-- start --

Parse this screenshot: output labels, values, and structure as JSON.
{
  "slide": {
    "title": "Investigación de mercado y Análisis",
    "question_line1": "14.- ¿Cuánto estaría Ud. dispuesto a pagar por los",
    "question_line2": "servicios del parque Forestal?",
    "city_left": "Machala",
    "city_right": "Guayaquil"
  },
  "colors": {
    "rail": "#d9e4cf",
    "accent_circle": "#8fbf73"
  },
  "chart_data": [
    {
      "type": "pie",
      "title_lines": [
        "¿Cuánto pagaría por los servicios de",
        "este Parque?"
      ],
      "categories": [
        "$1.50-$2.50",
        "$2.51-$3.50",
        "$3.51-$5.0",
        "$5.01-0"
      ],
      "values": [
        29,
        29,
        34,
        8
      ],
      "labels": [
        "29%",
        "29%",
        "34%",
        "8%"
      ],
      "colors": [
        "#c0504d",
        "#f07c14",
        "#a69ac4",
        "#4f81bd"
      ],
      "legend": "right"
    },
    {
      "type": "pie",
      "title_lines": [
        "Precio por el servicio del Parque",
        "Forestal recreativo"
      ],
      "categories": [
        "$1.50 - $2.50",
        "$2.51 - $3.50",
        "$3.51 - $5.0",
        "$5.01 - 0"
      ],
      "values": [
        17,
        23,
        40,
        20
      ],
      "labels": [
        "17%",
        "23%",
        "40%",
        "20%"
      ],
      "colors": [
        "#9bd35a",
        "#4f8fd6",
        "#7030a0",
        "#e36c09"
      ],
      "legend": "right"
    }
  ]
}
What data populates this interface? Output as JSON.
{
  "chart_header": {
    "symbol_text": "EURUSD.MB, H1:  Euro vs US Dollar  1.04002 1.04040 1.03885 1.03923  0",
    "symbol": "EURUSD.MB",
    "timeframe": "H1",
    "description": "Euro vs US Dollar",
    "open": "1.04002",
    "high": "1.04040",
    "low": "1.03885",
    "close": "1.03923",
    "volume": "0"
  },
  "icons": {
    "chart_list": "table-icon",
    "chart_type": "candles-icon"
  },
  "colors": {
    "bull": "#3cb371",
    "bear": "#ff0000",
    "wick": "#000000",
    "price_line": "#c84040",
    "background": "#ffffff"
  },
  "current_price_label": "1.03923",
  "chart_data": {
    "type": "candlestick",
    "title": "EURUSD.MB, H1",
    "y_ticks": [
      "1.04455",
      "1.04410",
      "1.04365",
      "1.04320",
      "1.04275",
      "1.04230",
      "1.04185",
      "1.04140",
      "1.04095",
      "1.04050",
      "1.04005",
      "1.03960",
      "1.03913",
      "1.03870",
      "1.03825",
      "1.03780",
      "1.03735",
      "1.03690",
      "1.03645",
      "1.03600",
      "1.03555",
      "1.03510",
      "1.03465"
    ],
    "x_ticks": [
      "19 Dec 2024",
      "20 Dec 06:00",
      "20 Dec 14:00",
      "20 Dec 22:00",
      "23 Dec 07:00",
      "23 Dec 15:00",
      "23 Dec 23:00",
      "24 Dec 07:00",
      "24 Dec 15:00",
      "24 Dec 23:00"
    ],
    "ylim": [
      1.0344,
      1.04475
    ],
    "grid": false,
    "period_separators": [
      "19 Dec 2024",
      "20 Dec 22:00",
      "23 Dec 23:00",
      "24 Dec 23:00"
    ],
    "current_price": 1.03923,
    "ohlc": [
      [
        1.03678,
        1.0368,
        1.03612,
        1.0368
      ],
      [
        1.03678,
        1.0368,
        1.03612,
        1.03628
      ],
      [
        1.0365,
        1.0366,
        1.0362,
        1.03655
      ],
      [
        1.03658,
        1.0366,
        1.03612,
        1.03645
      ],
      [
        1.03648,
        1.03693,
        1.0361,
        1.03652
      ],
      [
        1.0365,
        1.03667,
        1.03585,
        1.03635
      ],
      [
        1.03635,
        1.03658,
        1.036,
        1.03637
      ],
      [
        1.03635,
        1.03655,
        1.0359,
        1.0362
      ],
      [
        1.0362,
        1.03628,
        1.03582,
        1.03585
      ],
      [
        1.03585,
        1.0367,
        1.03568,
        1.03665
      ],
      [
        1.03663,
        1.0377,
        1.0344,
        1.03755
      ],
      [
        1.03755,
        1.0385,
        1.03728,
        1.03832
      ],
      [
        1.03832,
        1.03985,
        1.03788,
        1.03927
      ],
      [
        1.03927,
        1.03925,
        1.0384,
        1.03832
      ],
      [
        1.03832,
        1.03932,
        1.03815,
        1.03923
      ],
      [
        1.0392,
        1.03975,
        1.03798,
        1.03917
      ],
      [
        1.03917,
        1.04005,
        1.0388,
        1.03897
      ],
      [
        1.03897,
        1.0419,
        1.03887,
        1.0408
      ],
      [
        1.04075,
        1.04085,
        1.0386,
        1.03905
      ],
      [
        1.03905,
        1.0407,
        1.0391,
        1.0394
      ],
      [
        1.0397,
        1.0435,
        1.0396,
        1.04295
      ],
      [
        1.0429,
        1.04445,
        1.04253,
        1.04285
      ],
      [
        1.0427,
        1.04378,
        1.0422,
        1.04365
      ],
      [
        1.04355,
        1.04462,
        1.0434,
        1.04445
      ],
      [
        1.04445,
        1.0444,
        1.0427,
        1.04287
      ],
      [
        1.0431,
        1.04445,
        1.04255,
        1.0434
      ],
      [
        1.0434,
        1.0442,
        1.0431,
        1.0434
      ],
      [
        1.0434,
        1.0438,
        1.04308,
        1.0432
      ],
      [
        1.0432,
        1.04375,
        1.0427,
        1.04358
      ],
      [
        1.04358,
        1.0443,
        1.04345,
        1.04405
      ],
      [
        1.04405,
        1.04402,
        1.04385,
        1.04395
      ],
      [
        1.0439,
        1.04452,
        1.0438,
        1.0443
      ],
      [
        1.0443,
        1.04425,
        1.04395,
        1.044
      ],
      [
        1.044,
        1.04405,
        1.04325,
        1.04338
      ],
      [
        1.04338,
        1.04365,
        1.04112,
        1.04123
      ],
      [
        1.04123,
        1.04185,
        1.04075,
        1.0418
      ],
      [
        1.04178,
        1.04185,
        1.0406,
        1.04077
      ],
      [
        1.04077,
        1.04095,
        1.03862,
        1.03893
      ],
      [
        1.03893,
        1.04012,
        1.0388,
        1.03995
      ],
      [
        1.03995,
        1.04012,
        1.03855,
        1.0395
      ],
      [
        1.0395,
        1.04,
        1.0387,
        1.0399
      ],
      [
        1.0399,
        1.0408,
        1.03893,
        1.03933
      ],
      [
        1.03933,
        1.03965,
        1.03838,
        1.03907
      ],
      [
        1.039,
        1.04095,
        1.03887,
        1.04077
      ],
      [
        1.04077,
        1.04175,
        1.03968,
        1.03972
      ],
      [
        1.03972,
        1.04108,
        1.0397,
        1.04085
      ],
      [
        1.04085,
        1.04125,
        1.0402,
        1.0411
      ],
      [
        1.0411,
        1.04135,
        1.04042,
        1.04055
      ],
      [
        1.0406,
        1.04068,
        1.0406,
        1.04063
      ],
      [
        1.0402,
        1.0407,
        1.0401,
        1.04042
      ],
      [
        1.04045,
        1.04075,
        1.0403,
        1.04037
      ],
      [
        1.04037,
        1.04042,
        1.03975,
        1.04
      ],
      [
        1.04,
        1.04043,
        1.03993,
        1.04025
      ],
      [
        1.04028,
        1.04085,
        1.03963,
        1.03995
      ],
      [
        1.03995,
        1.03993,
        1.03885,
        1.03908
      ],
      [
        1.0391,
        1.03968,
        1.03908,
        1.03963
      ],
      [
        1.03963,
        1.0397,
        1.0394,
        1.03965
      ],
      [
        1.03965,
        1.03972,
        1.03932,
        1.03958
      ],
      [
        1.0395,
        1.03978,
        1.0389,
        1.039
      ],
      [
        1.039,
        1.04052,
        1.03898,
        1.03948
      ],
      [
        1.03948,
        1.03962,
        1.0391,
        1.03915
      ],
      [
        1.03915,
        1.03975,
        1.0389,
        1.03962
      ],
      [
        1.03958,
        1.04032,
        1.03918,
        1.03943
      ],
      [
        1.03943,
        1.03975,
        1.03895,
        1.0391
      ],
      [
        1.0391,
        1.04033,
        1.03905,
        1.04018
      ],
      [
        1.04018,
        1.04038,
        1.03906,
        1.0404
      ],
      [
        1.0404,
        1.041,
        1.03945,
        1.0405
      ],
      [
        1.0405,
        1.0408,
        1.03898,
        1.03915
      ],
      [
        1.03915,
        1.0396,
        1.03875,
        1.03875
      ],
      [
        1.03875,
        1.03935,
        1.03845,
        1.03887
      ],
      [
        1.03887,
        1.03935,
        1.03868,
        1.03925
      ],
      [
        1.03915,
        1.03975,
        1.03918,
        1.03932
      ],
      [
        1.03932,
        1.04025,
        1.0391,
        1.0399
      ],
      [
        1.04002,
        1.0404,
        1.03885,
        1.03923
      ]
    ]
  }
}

-- end --

[WHAT YOU NEED TO DO] Look over the listing. Pull out every line with the string "Cuánto" in it.

[ANSWER TO THIS TASK]
    "question_line1": "14.- ¿Cuánto estaría Ud. dispuesto a pagar por los",
        "¿Cuánto pagaría por los servicios de",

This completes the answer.